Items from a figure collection
◆ ◆ ◆ ◆
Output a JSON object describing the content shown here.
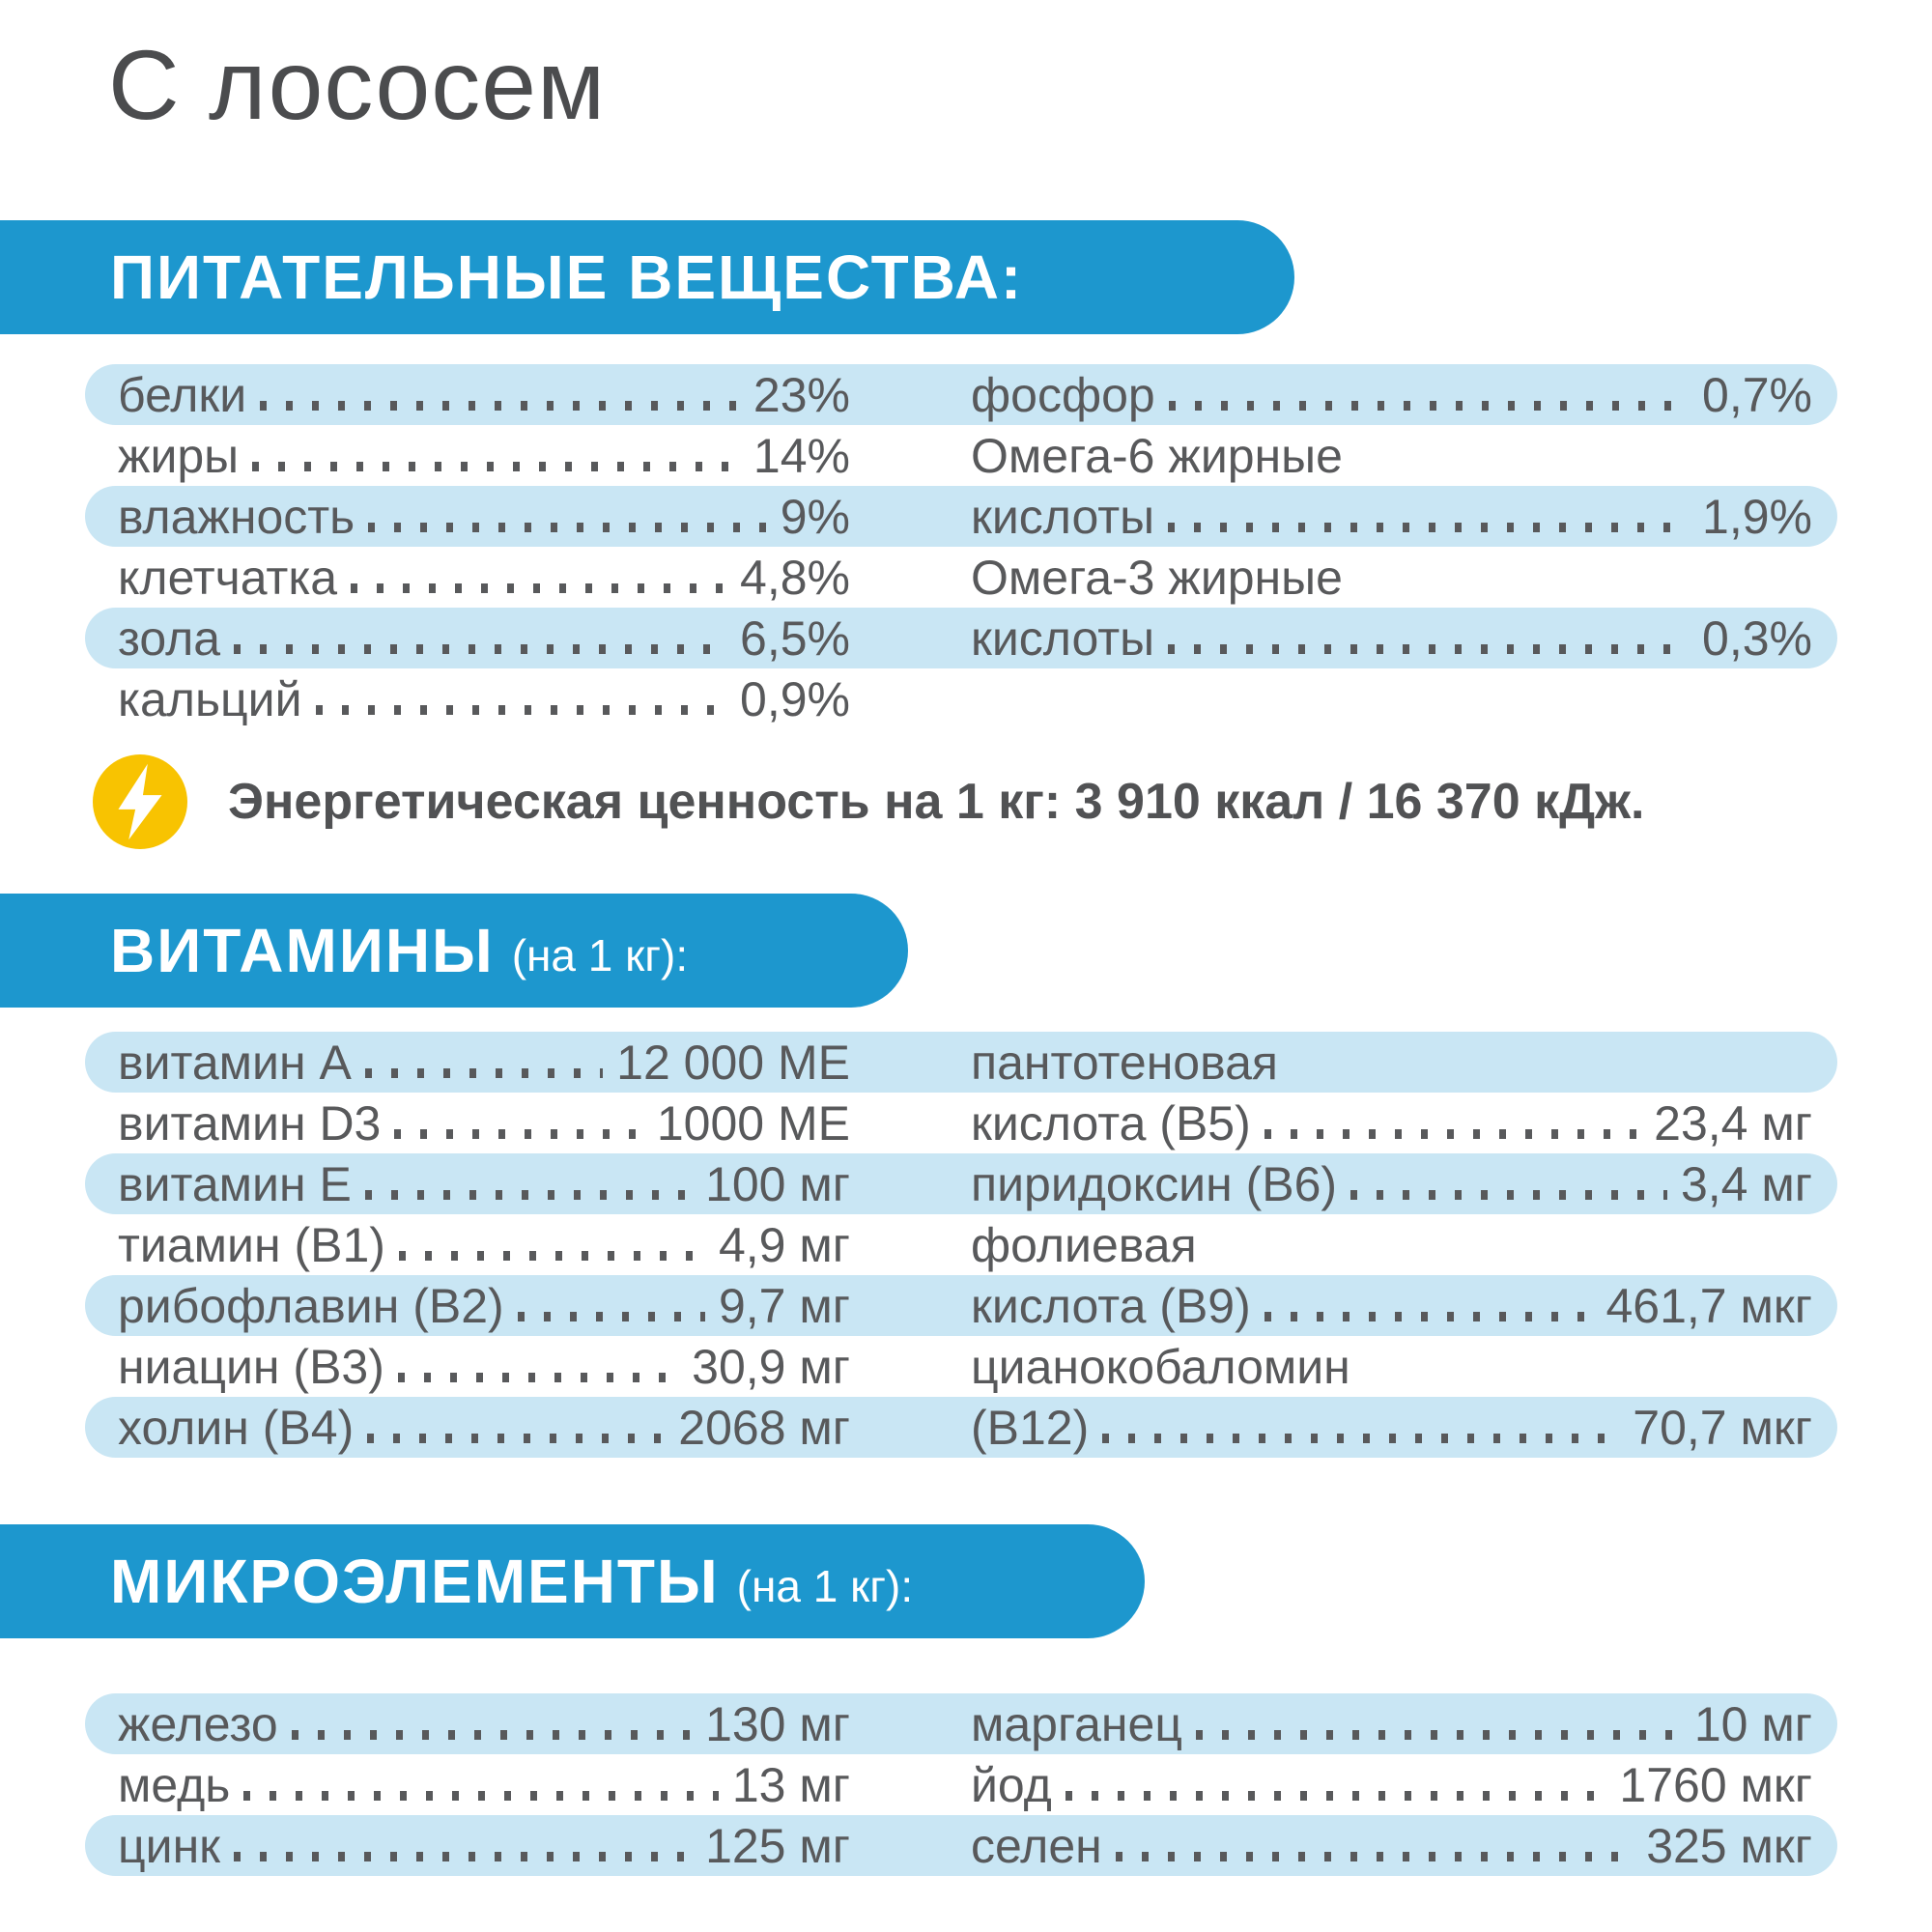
{
  "title": "С лососем",
  "colors": {
    "header_blue": "#1d97ce",
    "stripe_blue": "#c9e6f4",
    "text_gray": "#58595b",
    "energy_yellow": "#f8c301"
  },
  "energy": {
    "icon": "lightning-icon",
    "text": "Энергетическая ценность на 1 кг: 3 910 ккал / 16 370 кДж."
  },
  "sections": [
    {
      "id": "nutrients",
      "header": "ПИТАТЕЛЬНЫЕ ВЕЩЕСТВА:",
      "header_suffix": "",
      "rows": [
        {
          "left": {
            "label": "белки",
            "dots": true,
            "value": "23%"
          },
          "right": {
            "label": "фосфор",
            "dots": true,
            "value": "0,7%"
          }
        },
        {
          "left": {
            "label": "жиры",
            "dots": true,
            "value": "14%"
          },
          "right": {
            "label": "Омега-6 жирные",
            "dots": false,
            "value": ""
          }
        },
        {
          "left": {
            "label": "влажность",
            "dots": true,
            "value": "9%"
          },
          "right": {
            "label": "кислоты",
            "dots": true,
            "value": "1,9%"
          }
        },
        {
          "left": {
            "label": "клетчатка",
            "dots": true,
            "value": "4,8%"
          },
          "right": {
            "label": "Омега-3 жирные",
            "dots": false,
            "value": ""
          }
        },
        {
          "left": {
            "label": "зола",
            "dots": true,
            "value": "6,5%"
          },
          "right": {
            "label": "кислоты",
            "dots": true,
            "value": "0,3%"
          }
        },
        {
          "left": {
            "label": "кальций",
            "dots": true,
            "value": "0,9%"
          },
          "right": null
        }
      ]
    },
    {
      "id": "vitamins",
      "header": "ВИТАМИНЫ",
      "header_suffix": "(на 1 кг):",
      "rows": [
        {
          "left": {
            "label": "витамин А",
            "dots": true,
            "value": "12 000 МЕ"
          },
          "right": {
            "label": "пантотеновая",
            "dots": false,
            "value": ""
          }
        },
        {
          "left": {
            "label": "витамин D3",
            "dots": true,
            "value": "1000 МЕ"
          },
          "right": {
            "label": "кислота (В5)",
            "dots": true,
            "value": "23,4 мг"
          }
        },
        {
          "left": {
            "label": "витамин Е",
            "dots": true,
            "value": "100 мг"
          },
          "right": {
            "label": "пиридоксин (В6)",
            "dots": true,
            "value": "3,4 мг"
          }
        },
        {
          "left": {
            "label": "тиамин (В1)",
            "dots": true,
            "value": "4,9 мг"
          },
          "right": {
            "label": "фолиевая",
            "dots": false,
            "value": ""
          }
        },
        {
          "left": {
            "label": "рибофлавин (В2)",
            "dots": true,
            "value": "9,7 мг"
          },
          "right": {
            "label": "кислота (В9)",
            "dots": true,
            "value": "461,7 мкг"
          }
        },
        {
          "left": {
            "label": "ниацин (В3)",
            "dots": true,
            "value": "30,9 мг"
          },
          "right": {
            "label": "цианокобаломин",
            "dots": false,
            "value": ""
          }
        },
        {
          "left": {
            "label": "холин (В4)",
            "dots": true,
            "value": "2068 мг"
          },
          "right": {
            "label": "(В12)",
            "dots": true,
            "value": "70,7 мкг"
          }
        }
      ]
    },
    {
      "id": "trace-elements",
      "header": "МИКРОЭЛЕМЕНТЫ",
      "header_suffix": "(на 1 кг):",
      "rows": [
        {
          "left": {
            "label": "железо",
            "dots": true,
            "value": "130 мг"
          },
          "right": {
            "label": "марганец",
            "dots": true,
            "value": "10 мг"
          }
        },
        {
          "left": {
            "label": "медь",
            "dots": true,
            "value": "13 мг"
          },
          "right": {
            "label": "йод",
            "dots": true,
            "value": "1760 мкг"
          }
        },
        {
          "left": {
            "label": "цинк",
            "dots": true,
            "value": "125 мг"
          },
          "right": {
            "label": "селен",
            "dots": true,
            "value": "325 мкг"
          }
        }
      ]
    }
  ]
}
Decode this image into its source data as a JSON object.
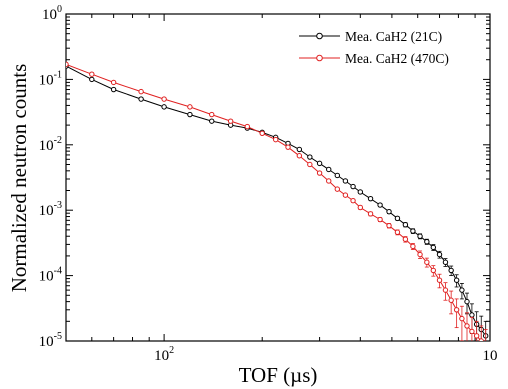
{
  "chart_data": {
    "type": "scatter",
    "xlabel": "TOF (µs)",
    "ylabel": "Normalized neutron counts",
    "xscale": "log",
    "yscale": "log",
    "xlim": [
      50,
      1000
    ],
    "ylim": [
      1e-05,
      1
    ],
    "x_ticks": [
      {
        "value": 100,
        "base": "10",
        "exp": "2"
      },
      {
        "value": 1000,
        "base": "10",
        "exp": ""
      }
    ],
    "y_ticks": [
      {
        "value": 1,
        "base": "10",
        "exp": "0"
      },
      {
        "value": 0.1,
        "base": "10",
        "exp": "-1"
      },
      {
        "value": 0.01,
        "base": "10",
        "exp": "-2"
      },
      {
        "value": 0.001,
        "base": "10",
        "exp": "-3"
      },
      {
        "value": 0.0001,
        "base": "10",
        "exp": "-4"
      },
      {
        "value": 1e-05,
        "base": "10",
        "exp": "-5"
      }
    ],
    "legend_position": "top-right",
    "series": [
      {
        "name": "Mea. CaH2  (21C)",
        "color": "#000000",
        "marker": "circle-open",
        "x": [
          50,
          60,
          70,
          85,
          100,
          120,
          140,
          160,
          180,
          200,
          220,
          240,
          260,
          280,
          300,
          320,
          340,
          360,
          380,
          400,
          430,
          460,
          490,
          520,
          550,
          580,
          610,
          640,
          670,
          700,
          730,
          760,
          790,
          820,
          850,
          880,
          910,
          940,
          970
        ],
        "y": [
          0.16,
          0.1,
          0.07,
          0.05,
          0.038,
          0.029,
          0.023,
          0.02,
          0.018,
          0.0155,
          0.013,
          0.0105,
          0.0085,
          0.0065,
          0.0052,
          0.0042,
          0.0034,
          0.0028,
          0.0023,
          0.0019,
          0.0015,
          0.0012,
          0.00095,
          0.00075,
          0.0006,
          0.00048,
          0.0004,
          0.00033,
          0.00027,
          0.00021,
          0.00016,
          0.00012,
          8.5e-05,
          6e-05,
          4e-05,
          2.5e-05,
          1.8e-05,
          1.5e-05,
          1.2e-05
        ],
        "err": [
          0.004,
          0.003,
          0.002,
          0.0015,
          0.001,
          0.0008,
          0.0006,
          0.0005,
          0.0005,
          0.0004,
          0.0004,
          0.0003,
          0.0003,
          0.0002,
          0.00018,
          0.00015,
          0.00013,
          0.00011,
          0.0001,
          9e-05,
          8e-05,
          7e-05,
          6e-05,
          5e-05,
          4.5e-05,
          4e-05,
          3.5e-05,
          3e-05,
          2.8e-05,
          2.5e-05,
          2.2e-05,
          2e-05,
          1.8e-05,
          1.6e-05,
          1.4e-05,
          1.2e-05,
          1e-05,
          9e-06,
          8e-06
        ]
      },
      {
        "name": "Mea. CaH2 (470C)",
        "color": "#e02020",
        "marker": "circle-open",
        "x": [
          50,
          60,
          70,
          85,
          100,
          120,
          140,
          160,
          180,
          200,
          220,
          240,
          260,
          280,
          300,
          320,
          340,
          360,
          380,
          400,
          430,
          460,
          490,
          520,
          550,
          580,
          610,
          640,
          670,
          700,
          730,
          760,
          790,
          820,
          850,
          880,
          910,
          940,
          970
        ],
        "y": [
          0.17,
          0.12,
          0.09,
          0.065,
          0.05,
          0.038,
          0.029,
          0.023,
          0.019,
          0.015,
          0.012,
          0.0092,
          0.0068,
          0.005,
          0.0037,
          0.0028,
          0.0021,
          0.0017,
          0.0014,
          0.0011,
          0.00088,
          0.00072,
          0.00058,
          0.00046,
          0.00036,
          0.00028,
          0.00021,
          0.00016,
          0.00012,
          8.5e-05,
          6e-05,
          4.2e-05,
          3e-05,
          2.2e-05,
          1.7e-05,
          1.4e-05,
          1.2e-05,
          1e-05,
          9e-06
        ],
        "err": [
          0.004,
          0.003,
          0.0025,
          0.0018,
          0.0012,
          0.0009,
          0.0007,
          0.0006,
          0.0005,
          0.0004,
          0.00035,
          0.0003,
          0.00025,
          0.0002,
          0.00016,
          0.00013,
          0.00011,
          9e-05,
          8e-05,
          7e-05,
          6e-05,
          5e-05,
          4.5e-05,
          4e-05,
          3.5e-05,
          3e-05,
          2.8e-05,
          2.5e-05,
          2.2e-05,
          2e-05,
          1.8e-05,
          1.6e-05,
          1.4e-05,
          1.2e-05,
          1e-05,
          9e-06,
          8e-06,
          7e-06,
          6e-06
        ]
      }
    ]
  }
}
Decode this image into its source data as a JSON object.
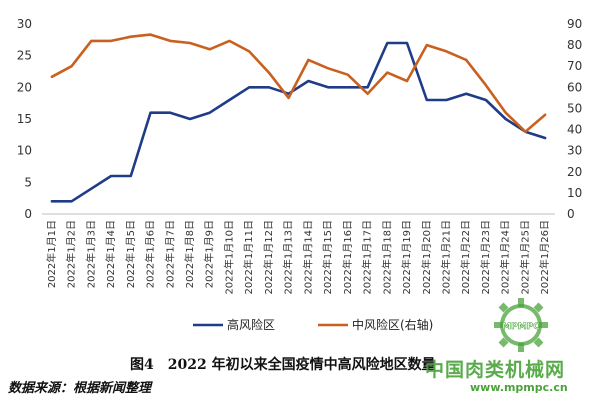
{
  "chart_data": {
    "type": "line",
    "categories": [
      "2022年1月1日",
      "2022年1月2日",
      "2022年1月3日",
      "2022年1月4日",
      "2022年1月5日",
      "2022年1月6日",
      "2022年1月7日",
      "2022年1月8日",
      "2022年1月9日",
      "2022年1月10日",
      "2022年1月11日",
      "2022年1月12日",
      "2022年1月13日",
      "2022年1月14日",
      "2022年1月15日",
      "2022年1月16日",
      "2022年1月17日",
      "2022年1月18日",
      "2022年1月19日",
      "2022年1月20日",
      "2022年1月21日",
      "2022年1月22日",
      "2022年1月23日",
      "2022年1月24日",
      "2022年1月25日",
      "2022年1月26日"
    ],
    "series": [
      {
        "name": "高风险区",
        "axis": "left",
        "color": "#1f3c88",
        "values": [
          2,
          2,
          4,
          6,
          6,
          16,
          16,
          15,
          16,
          18,
          20,
          20,
          19,
          21,
          20,
          20,
          20,
          27,
          27,
          18,
          18,
          19,
          18,
          15,
          13,
          12
        ]
      },
      {
        "name": "中风险区(右轴)",
        "axis": "right",
        "color": "#c9601f",
        "values": [
          65,
          70,
          82,
          82,
          84,
          85,
          82,
          81,
          78,
          82,
          77,
          67,
          55,
          73,
          69,
          66,
          57,
          67,
          63,
          80,
          77,
          73,
          61,
          48,
          39,
          47
        ]
      }
    ],
    "ylim_left": [
      0,
      30
    ],
    "yticks_left": [
      0,
      5,
      10,
      15,
      20,
      25,
      30
    ],
    "ylim_right": [
      0,
      90
    ],
    "yticks_right": [
      0,
      10,
      20,
      30,
      40,
      50,
      60,
      70,
      80,
      90
    ],
    "legend": "bottom",
    "grid": false
  },
  "caption": "图4　2022 年初以来全国疫情中高风险地区数量",
  "source": "数据来源：根据新闻整理",
  "watermark": {
    "text": "中国肉类机械网",
    "url": "www.mpmpc.cn",
    "logo_text": "MPMPC"
  }
}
◆ ◆ ◆ ◆
# Goal
Find the string "Омега" in the listing and return every line that holds it.

# Response to the exercise
            "label": "Омега-6 жирные",
            "label": "Омега-3 жирные",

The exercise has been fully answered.